> [Directions for this task] Report each line of the data that has "было" somewhere in it.

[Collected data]

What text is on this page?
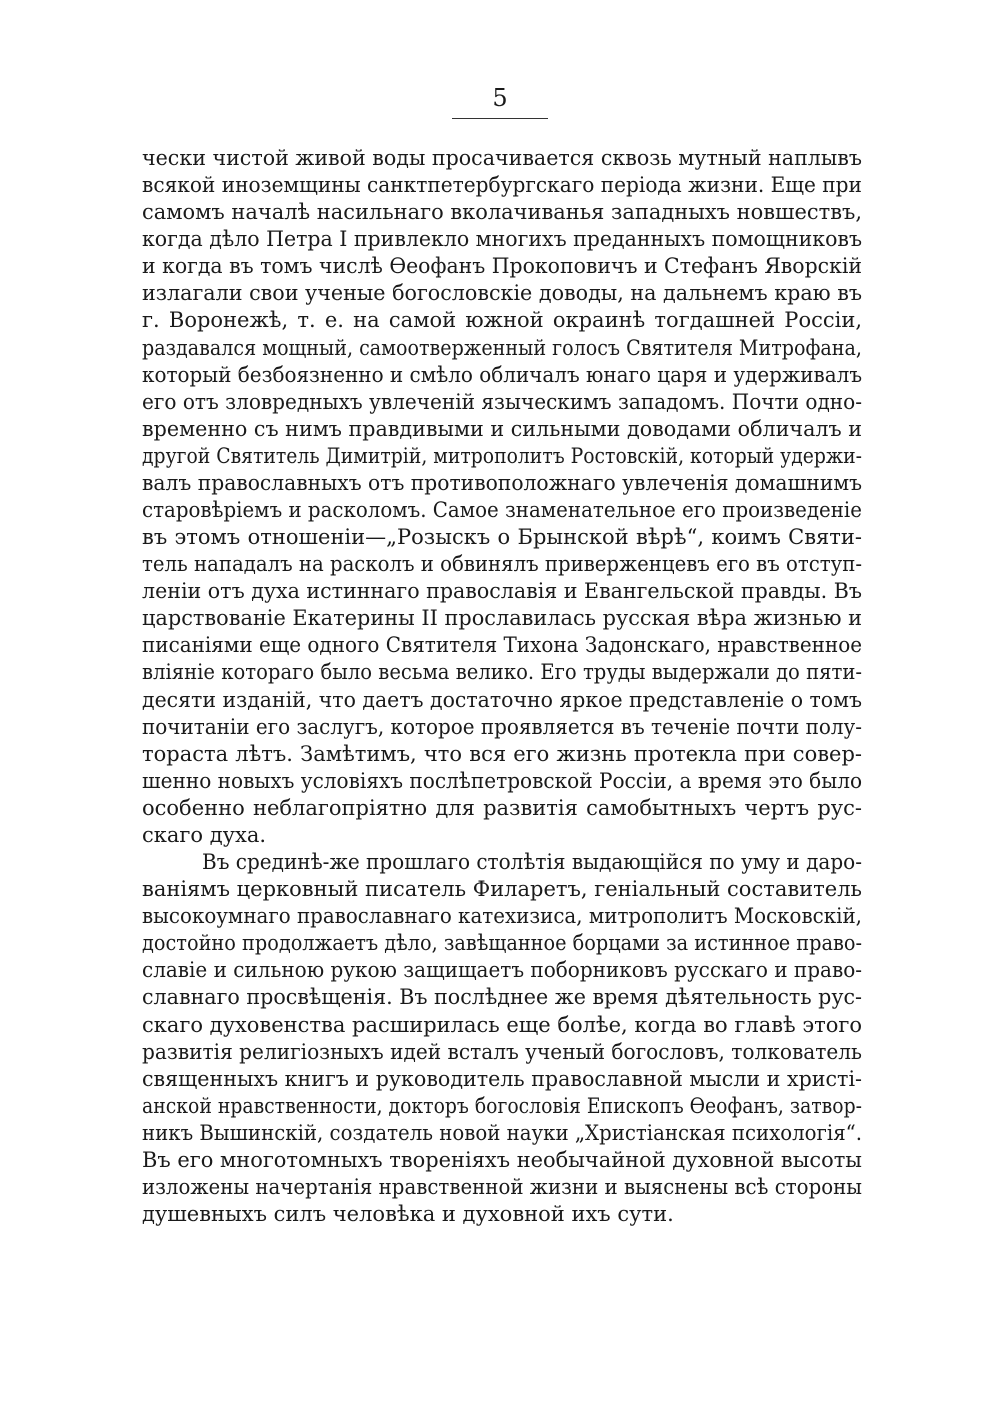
5
чески чистой живой воды просачивается сквозь мутный наплывъ
всякой иноземщины санктпетербургскаго періода жизни. Еще при
самомъ началѣ насильнаго вколачиванья западныхъ новшествъ,
когда дѣло Петра I привлекло многихъ преданныхъ помощниковъ
и когда въ томъ числѣ Ѳеофанъ Прокоповичъ и Стефанъ Яворскій
излагали свои ученые богословскіе доводы, на дальнемъ краю въ
г. Воронежѣ, т. е. на самой южной окраинѣ тогдашней Россіи,
раздавался мощный, самоотверженный голосъ Святителя Митрофана,
который безбоязненно и смѣло обличалъ юнаго царя и удерживалъ
его отъ зловредныхъ увлеченій языческимъ западомъ. Почти одно-
временно съ нимъ правдивыми и сильными доводами обличалъ и
другой Святитель Димитрій, митрополитъ Ростовскій, который удержи-
валъ православныхъ отъ противоположнаго увлеченія домашнимъ
старовѣріемъ и расколомъ. Самое знаменательное его произведеніе
въ этомъ отношеніи—„Розыскъ о Брынской вѣрѣ“, коимъ Святи-
тель нападалъ на расколъ и обвинялъ приверженцевъ его въ отступ-
леніи отъ духа истиннаго православія и Евангельской правды. Въ
царствованіе Екатерины II прославилась русская вѣра жизнью и
писаніями еще одного Святителя Тихона Задонскаго, нравственное
вліяніе котораго было весьма велико. Его труды выдержали до пяти-
десяти изданій, что даетъ достаточно яркое представленіе о томъ
почитаніи его заслугъ, которое проявляется въ теченіе почти полу-
тораста лѣтъ. Замѣтимъ, что вся его жизнь протекла при совер-
шенно новыхъ условіяхъ послѣпетровской Россіи, а время это было
особенно неблагопріятно для развитія самобытныхъ чертъ рус-
скаго духа.
Въ срединѣ-же прошлаго столѣтія выдающійся по уму и даро-
ваніямъ церковный писатель Филаретъ, геніальный составитель
высокоумнаго православнаго катехизиса, митрополитъ Московскій,
достойно продолжаетъ дѣло, завѣщанное борцами за истинное право-
славіе и сильною рукою защищаетъ поборниковъ русскаго и право-
славнаго просвѣщенія. Въ послѣднее же время дѣятельность рус-
скаго духовенства расширилась еще болѣе, когда во главѣ этого
развитія религіозныхъ идей всталъ ученый богословъ, толкователь
священныхъ книгъ и руководитель православной мысли и христі-
анской нравственности, докторъ богословія Епископъ Ѳеофанъ, затвор-
никъ Вышинскій, создатель новой науки „Христіанская психологія“.
Въ его многотомныхъ твореніяхъ необычайной духовной высоты
изложены начертанія нравственной жизни и выяснены всѣ стороны
душевныхъ силъ человѣка и духовной ихъ сути.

> [In response]
вліяніе котораго было весьма велико. Его труды выдержали до пяти-
шенно новыхъ условіяхъ послѣпетровской Россіи, а время это было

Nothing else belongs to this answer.